Lines containing the string "multiple" are to be collected in full.
+ + + +
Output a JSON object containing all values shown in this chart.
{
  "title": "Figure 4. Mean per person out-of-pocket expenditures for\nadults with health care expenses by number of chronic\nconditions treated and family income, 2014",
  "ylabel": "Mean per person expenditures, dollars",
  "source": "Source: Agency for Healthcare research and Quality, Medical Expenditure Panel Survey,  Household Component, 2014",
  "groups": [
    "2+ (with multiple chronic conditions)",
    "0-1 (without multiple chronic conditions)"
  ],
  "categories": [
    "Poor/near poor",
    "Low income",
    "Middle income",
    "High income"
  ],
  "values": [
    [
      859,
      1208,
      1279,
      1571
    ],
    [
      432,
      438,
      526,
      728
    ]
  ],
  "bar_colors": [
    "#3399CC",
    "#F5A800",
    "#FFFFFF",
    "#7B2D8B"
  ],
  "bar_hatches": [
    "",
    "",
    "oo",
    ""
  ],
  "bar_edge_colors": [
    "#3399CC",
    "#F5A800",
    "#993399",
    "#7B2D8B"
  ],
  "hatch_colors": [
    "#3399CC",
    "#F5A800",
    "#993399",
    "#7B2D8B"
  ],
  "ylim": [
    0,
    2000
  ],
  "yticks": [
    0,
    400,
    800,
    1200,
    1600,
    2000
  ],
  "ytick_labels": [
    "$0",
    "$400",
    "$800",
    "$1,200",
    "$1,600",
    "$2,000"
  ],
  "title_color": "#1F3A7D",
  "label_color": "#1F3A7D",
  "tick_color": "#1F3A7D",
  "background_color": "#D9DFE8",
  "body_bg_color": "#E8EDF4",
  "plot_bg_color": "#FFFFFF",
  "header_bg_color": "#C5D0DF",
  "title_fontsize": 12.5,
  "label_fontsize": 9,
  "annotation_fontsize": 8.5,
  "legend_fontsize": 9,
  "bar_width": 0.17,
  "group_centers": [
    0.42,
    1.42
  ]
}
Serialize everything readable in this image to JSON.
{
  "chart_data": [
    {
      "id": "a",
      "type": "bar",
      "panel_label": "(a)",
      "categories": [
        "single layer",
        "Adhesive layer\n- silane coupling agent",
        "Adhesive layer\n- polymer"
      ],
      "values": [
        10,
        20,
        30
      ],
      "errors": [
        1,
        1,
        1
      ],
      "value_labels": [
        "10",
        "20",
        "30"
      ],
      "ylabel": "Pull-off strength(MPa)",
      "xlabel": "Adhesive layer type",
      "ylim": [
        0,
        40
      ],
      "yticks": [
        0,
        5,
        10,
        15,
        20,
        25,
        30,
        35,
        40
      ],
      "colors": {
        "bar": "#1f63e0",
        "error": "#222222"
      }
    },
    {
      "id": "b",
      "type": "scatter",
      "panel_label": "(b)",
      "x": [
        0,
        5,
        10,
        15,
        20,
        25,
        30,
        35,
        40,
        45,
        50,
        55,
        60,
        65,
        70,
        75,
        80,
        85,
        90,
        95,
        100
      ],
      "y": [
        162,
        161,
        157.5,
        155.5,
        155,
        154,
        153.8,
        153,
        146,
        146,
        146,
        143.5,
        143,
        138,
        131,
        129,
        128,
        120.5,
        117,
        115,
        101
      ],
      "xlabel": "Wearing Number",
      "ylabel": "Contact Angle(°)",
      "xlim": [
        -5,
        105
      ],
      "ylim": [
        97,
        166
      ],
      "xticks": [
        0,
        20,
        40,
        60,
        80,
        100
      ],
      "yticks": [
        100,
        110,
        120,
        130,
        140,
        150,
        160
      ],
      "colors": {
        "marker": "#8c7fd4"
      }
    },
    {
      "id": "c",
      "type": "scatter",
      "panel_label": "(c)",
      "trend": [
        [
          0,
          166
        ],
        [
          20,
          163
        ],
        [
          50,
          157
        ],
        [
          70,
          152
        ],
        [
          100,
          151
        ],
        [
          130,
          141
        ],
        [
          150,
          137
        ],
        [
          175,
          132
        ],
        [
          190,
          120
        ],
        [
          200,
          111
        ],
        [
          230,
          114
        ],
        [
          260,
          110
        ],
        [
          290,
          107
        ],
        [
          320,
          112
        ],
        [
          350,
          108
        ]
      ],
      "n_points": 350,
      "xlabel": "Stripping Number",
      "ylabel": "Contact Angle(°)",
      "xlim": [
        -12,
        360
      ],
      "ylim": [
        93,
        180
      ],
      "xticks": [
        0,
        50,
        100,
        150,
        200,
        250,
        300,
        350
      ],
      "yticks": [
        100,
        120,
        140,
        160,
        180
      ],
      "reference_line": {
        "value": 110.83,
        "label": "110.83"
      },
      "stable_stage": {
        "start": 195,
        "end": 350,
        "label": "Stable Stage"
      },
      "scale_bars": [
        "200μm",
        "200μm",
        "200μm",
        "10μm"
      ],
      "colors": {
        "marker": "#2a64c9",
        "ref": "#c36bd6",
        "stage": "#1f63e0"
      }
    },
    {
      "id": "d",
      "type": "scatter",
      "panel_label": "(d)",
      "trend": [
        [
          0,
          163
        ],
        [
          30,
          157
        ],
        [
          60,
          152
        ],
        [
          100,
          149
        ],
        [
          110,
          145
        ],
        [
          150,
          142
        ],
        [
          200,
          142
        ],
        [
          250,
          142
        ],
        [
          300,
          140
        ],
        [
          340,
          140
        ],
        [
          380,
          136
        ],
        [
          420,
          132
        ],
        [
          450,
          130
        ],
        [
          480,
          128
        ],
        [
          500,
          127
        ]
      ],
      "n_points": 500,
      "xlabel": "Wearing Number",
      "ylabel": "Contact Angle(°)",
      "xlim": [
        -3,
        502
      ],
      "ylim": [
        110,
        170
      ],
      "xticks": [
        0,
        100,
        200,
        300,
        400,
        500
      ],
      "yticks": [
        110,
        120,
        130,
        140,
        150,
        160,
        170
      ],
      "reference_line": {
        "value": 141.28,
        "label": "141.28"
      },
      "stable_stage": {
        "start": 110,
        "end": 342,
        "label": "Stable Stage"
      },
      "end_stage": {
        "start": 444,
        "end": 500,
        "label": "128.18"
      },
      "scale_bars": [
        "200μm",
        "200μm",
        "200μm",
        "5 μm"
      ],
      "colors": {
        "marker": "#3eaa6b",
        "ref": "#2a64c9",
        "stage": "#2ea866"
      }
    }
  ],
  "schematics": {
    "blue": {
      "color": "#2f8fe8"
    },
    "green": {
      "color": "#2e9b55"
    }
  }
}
+ + + +
Correct answer >>
    "2+ (with multiple chronic conditions)",
    "0-1 (without multiple chronic conditions)"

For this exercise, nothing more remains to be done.